* _REQUEST_:
Could you transcribe the material below exactly, without leaving out a single line?

* _MATERIAL_:
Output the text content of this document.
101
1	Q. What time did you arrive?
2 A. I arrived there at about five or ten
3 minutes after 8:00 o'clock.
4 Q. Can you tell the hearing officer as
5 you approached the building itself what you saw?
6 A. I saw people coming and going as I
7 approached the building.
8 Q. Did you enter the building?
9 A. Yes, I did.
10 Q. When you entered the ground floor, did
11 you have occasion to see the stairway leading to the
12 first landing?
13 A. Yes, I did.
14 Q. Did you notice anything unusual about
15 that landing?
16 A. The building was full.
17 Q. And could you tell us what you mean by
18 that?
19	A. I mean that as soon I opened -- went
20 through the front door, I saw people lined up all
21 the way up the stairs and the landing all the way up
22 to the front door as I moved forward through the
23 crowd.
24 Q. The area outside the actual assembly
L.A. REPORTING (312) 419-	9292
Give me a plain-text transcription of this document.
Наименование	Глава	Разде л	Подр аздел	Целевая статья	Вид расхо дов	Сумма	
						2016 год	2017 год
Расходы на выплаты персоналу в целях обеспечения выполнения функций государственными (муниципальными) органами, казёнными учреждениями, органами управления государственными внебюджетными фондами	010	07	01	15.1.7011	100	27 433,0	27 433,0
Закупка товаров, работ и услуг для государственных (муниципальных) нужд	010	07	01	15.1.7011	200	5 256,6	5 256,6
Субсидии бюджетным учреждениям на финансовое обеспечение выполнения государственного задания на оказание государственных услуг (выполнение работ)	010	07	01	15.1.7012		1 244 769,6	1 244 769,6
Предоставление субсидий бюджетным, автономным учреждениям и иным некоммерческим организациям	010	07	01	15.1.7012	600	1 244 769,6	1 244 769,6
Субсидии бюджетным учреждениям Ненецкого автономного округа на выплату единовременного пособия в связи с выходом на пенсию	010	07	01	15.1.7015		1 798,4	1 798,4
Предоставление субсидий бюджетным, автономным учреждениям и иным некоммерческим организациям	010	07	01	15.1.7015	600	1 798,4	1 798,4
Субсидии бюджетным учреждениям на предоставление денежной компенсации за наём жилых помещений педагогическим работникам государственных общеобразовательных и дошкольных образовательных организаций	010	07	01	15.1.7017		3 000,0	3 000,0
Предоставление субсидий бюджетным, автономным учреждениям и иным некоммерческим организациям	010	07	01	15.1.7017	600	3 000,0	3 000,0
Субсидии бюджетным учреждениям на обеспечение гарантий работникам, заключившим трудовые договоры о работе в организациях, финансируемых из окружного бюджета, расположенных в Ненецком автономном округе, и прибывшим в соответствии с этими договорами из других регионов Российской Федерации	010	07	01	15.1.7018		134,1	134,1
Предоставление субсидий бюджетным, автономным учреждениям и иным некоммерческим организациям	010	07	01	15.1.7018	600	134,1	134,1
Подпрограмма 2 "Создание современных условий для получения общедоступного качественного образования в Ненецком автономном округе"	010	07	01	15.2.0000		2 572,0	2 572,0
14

* _OUTPUT BELOW_:
Output the text content of this document.
101
1	Q. What time did you arrive?
2 A. I arrived there at about five or ten
3 minutes after 8:00 o'clock.
4 Q. Can you tell the hearing officer as
5 you approached the building itself what you saw?
6 A. I saw people coming and going as I
7 approached the building.
8 Q. Did you enter the building?
9 A. Yes, I did.
10 Q. When you entered the ground floor, did
11 you have occasion to see the stairway leading to the
12 first landing?
13 A. Yes, I did.
14 Q. Did you notice anything unusual about
15 that landing?
16 A. The building was full.
17 Q. And could you tell us what you mean by
18 that?
19	A. I mean that as soon I opened -- went
20 through the front door, I saw people lined up all
21 the way up the stairs and the landing all the way up
22 to the front door as I moved forward through the
23 crowd.
24 Q. The area outside the actual assembly
L.A. REPORTING (312) 419-	9292
Give me a plain-text transcription of this document.
Наименование	Глава	Разде л	Подр аздел	Целевая статья	Вид расхо дов	Сумма	
						2016 год	2017 год
Расходы на выплаты персоналу в целях обеспечения выполнения функций государственными (муниципальными) органами, казёнными учреждениями, органами управления государственными внебюджетными фондами	010	07	01	15.1.7011	100	27 433,0	27 433,0
Закупка товаров, работ и услуг для государственных (муниципальных) нужд	010	07	01	15.1.7011	200	5 256,6	5 256,6
Субсидии бюджетным учреждениям на финансовое обеспечение выполнения государственного задания на оказание государственных услуг (выполнение работ)	010	07	01	15.1.7012		1 244 769,6	1 244 769,6
Предоставление субсидий бюджетным, автономным учреждениям и иным некоммерческим организациям	010	07	01	15.1.7012	600	1 244 769,6	1 244 769,6
Субсидии бюджетным учреждениям Ненецкого автономного округа на выплату единовременного пособия в связи с выходом на пенсию	010	07	01	15.1.7015		1 798,4	1 798,4
Предоставление субсидий бюджетным, автономным учреждениям и иным некоммерческим организациям	010	07	01	15.1.7015	600	1 798,4	1 798,4
Субсидии бюджетным учреждениям на предоставление денежной компенсации за наём жилых помещений педагогическим работникам государственных общеобразовательных и дошкольных образовательных организаций	010	07	01	15.1.7017		3 000,0	3 000,0
Предоставление субсидий бюджетным, автономным учреждениям и иным некоммерческим организациям	010	07	01	15.1.7017	600	3 000,0	3 000,0
Субсидии бюджетным учреждениям на обеспечение гарантий работникам, заключившим трудовые договоры о работе в организациях, финансируемых из окружного бюджета, расположенных в Ненецком автономном округе, и прибывшим в соответствии с этими договорами из других регионов Российской Федерации	010	07	01	15.1.7018		134,1	134,1
Предоставление субсидий бюджетным, автономным учреждениям и иным некоммерческим организациям	010	07	01	15.1.7018	600	134,1	134,1
Подпрограмма 2 "Создание современных условий для получения общедоступного качественного образования в Ненецком автономном округе"	010	07	01	15.2.0000		2 572,0	2 572,0
14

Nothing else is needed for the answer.